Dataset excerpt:

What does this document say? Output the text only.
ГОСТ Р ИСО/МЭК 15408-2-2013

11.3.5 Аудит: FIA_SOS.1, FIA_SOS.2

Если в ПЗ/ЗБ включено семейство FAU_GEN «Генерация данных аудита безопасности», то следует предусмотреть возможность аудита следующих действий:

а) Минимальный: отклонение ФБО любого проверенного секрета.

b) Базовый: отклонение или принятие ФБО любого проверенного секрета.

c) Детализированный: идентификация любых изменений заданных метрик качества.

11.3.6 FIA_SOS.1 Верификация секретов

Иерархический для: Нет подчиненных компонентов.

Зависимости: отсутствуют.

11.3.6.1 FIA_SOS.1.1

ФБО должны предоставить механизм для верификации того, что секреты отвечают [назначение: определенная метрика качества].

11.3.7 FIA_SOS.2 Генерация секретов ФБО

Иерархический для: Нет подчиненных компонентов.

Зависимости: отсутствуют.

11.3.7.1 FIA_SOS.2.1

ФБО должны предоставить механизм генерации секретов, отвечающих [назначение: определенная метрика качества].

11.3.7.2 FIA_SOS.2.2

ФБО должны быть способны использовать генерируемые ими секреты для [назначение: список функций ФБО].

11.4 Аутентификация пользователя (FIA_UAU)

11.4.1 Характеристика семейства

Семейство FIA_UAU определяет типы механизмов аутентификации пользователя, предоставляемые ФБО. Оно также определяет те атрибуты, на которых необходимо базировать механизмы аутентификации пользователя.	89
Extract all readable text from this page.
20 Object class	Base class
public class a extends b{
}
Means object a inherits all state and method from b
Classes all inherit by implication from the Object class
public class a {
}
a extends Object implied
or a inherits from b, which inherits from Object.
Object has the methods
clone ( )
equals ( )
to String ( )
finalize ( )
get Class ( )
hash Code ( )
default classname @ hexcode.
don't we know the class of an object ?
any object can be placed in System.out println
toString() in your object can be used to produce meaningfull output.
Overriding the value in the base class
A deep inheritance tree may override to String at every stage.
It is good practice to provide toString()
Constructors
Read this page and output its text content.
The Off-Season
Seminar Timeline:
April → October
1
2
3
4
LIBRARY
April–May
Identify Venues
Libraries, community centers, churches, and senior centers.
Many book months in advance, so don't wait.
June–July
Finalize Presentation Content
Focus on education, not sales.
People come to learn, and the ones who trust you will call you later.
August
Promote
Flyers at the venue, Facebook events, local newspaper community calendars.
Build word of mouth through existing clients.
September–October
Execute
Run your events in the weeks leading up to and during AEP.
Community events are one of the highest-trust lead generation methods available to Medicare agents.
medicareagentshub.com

## What to do
Write out every line from the records above, word for word.

## The result
What does this document say? Output the text only.
ГОСТ Р ИСО/МЭК 15408-2-2013

11.3.5 Аудит: FIA_SOS.1, FIA_SOS.2

Если в ПЗ/ЗБ включено семейство FAU_GEN «Генерация данных аудита безопасности», то следует предусмотреть возможность аудита следующих действий:

а) Минимальный: отклонение ФБО любого проверенного секрета.

b) Базовый: отклонение или принятие ФБО любого проверенного секрета.

c) Детализированный: идентификация любых изменений заданных метрик качества.

11.3.6 FIA_SOS.1 Верификация секретов

Иерархический для: Нет подчиненных компонентов.

Зависимости: отсутствуют.

11.3.6.1 FIA_SOS.1.1

ФБО должны предоставить механизм для верификации того, что секреты отвечают [назначение: определенная метрика качества].

11.3.7 FIA_SOS.2 Генерация секретов ФБО

Иерархический для: Нет подчиненных компонентов.

Зависимости: отсутствуют.

11.3.7.1 FIA_SOS.2.1

ФБО должны предоставить механизм генерации секретов, отвечающих [назначение: определенная метрика качества].

11.3.7.2 FIA_SOS.2.2

ФБО должны быть способны использовать генерируемые ими секреты для [назначение: список функций ФБО].

11.4 Аутентификация пользователя (FIA_UAU)

11.4.1 Характеристика семейства

Семейство FIA_UAU определяет типы механизмов аутентификации пользователя, предоставляемые ФБО. Оно также определяет те атрибуты, на которых необходимо базировать механизмы аутентификации пользователя.	89
Extract all readable text from this page.
20 Object class	Base class
public class a extends b{
}
Means object a inherits all state and method from b
Classes all inherit by implication from the Object class
public class a {
}
a extends Object implied
or a inherits from b, which inherits from Object.
Object has the methods
clone ( )
equals ( )
to String ( )
finalize ( )
get Class ( )
hash Code ( )
default classname @ hexcode.
don't we know the class of an object ?
any object can be placed in System.out println
toString() in your object can be used to produce meaningfull output.
Overriding the value in the base class
A deep inheritance tree may override to String at every stage.
It is good practice to provide toString()
Constructors
Read this page and output its text content.
The Off-Season
Seminar Timeline:
April → October
1
2
3
4
LIBRARY
April–May
Identify Venues
Libraries, community centers, churches, and senior centers.
Many book months in advance, so don't wait.
June–July
Finalize Presentation Content
Focus on education, not sales.
People come to learn, and the ones who trust you will call you later.
August
Promote
Flyers at the venue, Facebook events, local newspaper community calendars.
Build word of mouth through existing clients.
September–October
Execute
Run your events in the weeks leading up to and during AEP.
Community events are one of the highest-trust lead generation methods available to Medicare agents.
medicareagentshub.com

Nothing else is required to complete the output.